**Aim**
Tally how many lines include "document". The number is the whole answer.
## Start
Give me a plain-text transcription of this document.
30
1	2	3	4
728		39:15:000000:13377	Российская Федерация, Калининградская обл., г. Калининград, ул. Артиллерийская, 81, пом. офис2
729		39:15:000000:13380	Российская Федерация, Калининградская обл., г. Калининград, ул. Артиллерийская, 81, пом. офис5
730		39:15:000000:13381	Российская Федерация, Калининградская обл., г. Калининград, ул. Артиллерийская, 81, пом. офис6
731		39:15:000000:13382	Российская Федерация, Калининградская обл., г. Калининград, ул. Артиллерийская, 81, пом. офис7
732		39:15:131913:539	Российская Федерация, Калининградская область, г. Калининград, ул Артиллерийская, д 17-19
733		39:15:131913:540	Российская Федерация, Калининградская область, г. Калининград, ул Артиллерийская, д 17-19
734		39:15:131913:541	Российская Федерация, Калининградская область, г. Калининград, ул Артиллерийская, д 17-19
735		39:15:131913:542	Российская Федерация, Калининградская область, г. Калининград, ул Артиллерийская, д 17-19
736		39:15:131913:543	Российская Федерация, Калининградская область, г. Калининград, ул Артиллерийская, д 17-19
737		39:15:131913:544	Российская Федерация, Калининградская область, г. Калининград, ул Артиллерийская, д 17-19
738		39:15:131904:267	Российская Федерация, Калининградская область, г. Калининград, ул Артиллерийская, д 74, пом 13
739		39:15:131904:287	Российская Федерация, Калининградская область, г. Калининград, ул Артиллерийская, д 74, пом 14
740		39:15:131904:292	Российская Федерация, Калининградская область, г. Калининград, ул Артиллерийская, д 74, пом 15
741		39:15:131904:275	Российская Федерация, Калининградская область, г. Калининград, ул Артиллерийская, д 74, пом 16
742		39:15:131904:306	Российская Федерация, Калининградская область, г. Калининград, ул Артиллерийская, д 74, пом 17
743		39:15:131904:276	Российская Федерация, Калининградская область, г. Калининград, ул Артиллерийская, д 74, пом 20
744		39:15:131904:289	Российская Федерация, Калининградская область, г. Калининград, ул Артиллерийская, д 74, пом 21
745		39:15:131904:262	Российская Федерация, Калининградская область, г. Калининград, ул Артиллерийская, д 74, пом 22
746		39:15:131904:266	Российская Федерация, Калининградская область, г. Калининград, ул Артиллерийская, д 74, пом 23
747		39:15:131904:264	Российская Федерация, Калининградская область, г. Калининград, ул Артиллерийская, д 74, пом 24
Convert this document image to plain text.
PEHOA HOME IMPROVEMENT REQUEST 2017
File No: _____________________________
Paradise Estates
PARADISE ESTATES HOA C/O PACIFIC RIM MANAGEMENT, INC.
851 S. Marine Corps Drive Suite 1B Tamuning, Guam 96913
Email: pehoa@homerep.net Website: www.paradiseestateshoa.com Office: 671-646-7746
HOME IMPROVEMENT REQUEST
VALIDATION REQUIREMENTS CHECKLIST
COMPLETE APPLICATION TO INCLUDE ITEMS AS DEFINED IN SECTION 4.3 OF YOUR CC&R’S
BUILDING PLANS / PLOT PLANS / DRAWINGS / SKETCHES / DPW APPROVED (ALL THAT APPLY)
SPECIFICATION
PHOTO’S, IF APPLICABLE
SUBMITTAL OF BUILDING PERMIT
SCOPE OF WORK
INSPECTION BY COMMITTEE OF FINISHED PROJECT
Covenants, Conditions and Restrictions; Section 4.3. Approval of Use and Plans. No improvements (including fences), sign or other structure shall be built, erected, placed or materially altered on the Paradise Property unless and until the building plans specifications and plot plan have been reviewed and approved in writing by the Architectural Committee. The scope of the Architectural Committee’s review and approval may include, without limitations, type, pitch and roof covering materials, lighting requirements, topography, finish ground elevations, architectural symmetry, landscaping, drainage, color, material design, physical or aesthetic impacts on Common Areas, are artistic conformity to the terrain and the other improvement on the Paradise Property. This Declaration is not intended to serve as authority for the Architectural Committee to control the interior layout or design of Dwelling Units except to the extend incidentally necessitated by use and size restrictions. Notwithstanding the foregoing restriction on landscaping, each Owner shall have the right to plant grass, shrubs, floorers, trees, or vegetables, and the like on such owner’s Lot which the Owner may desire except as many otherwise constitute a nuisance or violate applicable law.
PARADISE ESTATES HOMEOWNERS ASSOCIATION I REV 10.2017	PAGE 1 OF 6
## End
## Start
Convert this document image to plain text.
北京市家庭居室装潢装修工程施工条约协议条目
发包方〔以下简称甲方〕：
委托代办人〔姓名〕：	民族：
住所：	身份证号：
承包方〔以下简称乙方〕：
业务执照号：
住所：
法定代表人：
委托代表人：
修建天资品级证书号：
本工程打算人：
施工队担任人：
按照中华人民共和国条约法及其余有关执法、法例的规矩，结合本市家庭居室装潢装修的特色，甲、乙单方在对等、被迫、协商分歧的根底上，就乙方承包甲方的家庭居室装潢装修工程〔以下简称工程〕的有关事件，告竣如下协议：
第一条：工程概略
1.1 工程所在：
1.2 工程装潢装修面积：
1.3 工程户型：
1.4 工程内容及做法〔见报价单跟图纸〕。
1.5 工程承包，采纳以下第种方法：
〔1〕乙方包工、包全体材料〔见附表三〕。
## End
## Start
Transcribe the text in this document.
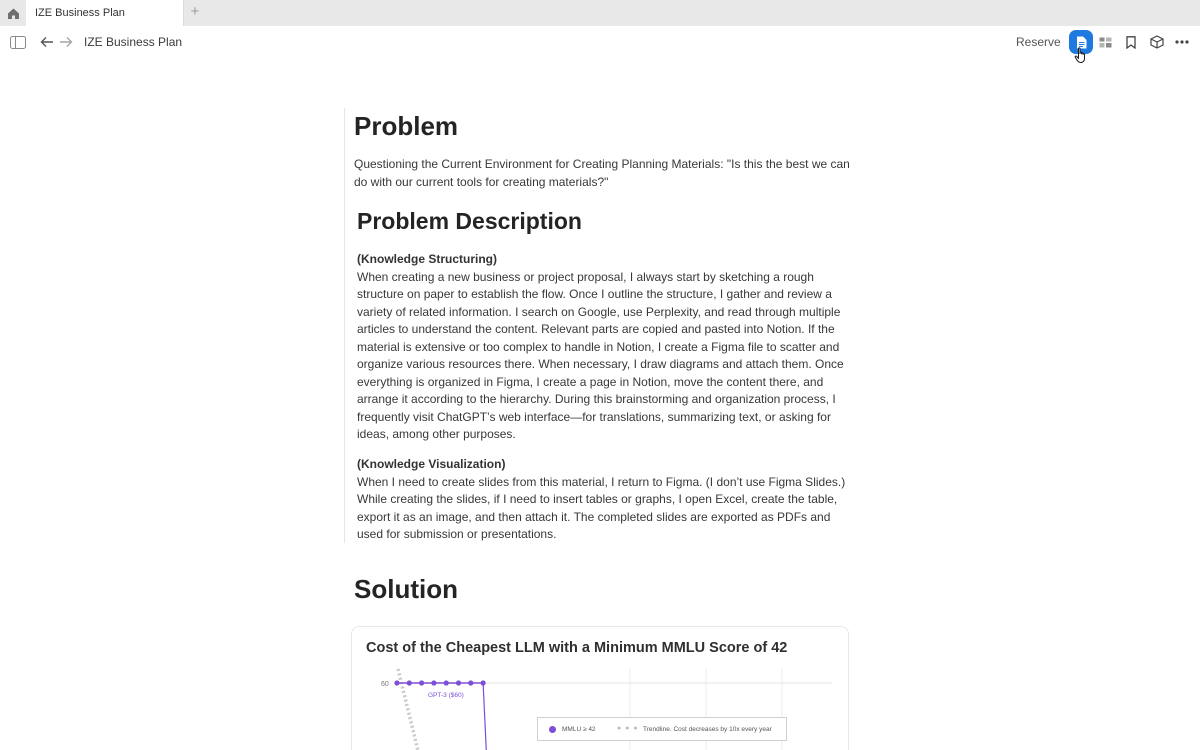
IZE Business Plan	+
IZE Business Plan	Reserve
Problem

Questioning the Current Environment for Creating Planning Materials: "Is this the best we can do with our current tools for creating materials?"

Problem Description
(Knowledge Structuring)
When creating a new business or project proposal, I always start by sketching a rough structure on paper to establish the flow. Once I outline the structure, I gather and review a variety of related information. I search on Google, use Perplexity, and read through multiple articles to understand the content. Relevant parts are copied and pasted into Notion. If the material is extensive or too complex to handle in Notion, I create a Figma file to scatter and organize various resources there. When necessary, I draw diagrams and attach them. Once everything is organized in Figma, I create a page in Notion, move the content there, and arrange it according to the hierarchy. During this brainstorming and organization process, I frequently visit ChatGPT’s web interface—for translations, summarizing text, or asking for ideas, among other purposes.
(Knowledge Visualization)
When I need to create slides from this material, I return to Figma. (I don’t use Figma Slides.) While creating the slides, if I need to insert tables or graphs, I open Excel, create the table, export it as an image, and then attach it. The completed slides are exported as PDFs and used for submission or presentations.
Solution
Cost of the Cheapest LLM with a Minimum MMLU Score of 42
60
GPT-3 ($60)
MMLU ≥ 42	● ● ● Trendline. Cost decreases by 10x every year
## End
**Response below**
4